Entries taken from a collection
+ + + +

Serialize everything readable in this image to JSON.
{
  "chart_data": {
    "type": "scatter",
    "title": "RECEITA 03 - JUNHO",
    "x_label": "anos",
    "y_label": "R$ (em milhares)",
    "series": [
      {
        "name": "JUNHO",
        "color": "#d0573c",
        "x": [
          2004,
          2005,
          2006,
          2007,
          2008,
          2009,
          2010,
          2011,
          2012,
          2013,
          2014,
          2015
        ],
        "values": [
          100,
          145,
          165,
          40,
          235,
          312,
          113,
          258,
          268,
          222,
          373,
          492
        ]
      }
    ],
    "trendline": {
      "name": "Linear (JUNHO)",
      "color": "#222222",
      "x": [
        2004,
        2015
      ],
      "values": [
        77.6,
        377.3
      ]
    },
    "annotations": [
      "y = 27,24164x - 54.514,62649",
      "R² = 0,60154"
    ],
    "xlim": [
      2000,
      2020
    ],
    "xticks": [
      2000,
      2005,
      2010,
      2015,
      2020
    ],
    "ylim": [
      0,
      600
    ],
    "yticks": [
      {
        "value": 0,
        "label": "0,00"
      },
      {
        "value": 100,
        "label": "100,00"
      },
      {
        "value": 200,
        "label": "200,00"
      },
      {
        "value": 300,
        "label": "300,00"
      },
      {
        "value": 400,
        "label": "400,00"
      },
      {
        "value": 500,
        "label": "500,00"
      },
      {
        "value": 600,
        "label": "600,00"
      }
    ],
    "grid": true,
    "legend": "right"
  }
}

+ + + +

**Exercise aim:**
Copy every record above exactly as it appears.

**Output of the exercise:**
Serialize everything readable in this image to JSON.
{
  "chart_data": {
    "type": "scatter",
    "title": "RECEITA 03 - JUNHO",
    "x_label": "anos",
    "y_label": "R$ (em milhares)",
    "series": [
      {
        "name": "JUNHO",
        "color": "#d0573c",
        "x": [
          2004,
          2005,
          2006,
          2007,
          2008,
          2009,
          2010,
          2011,
          2012,
          2013,
          2014,
          2015
        ],
        "values": [
          100,
          145,
          165,
          40,
          235,
          312,
          113,
          258,
          268,
          222,
          373,
          492
        ]
      }
    ],
    "trendline": {
      "name": "Linear (JUNHO)",
      "color": "#222222",
      "x": [
        2004,
        2015
      ],
      "values": [
        77.6,
        377.3
      ]
    },
    "annotations": [
      "y = 27,24164x - 54.514,62649",
      "R² = 0,60154"
    ],
    "xlim": [
      2000,
      2020
    ],
    "xticks": [
      2000,
      2005,
      2010,
      2015,
      2020
    ],
    "ylim": [
      0,
      600
    ],
    "yticks": [
      {
        "value": 0,
        "label": "0,00"
      },
      {
        "value": 100,
        "label": "100,00"
      },
      {
        "value": 200,
        "label": "200,00"
      },
      {
        "value": 300,
        "label": "300,00"
      },
      {
        "value": 400,
        "label": "400,00"
      },
      {
        "value": 500,
        "label": "500,00"
      },
      {
        "value": 600,
        "label": "600,00"
      }
    ],
    "grid": true,
    "legend": "right"
  }
}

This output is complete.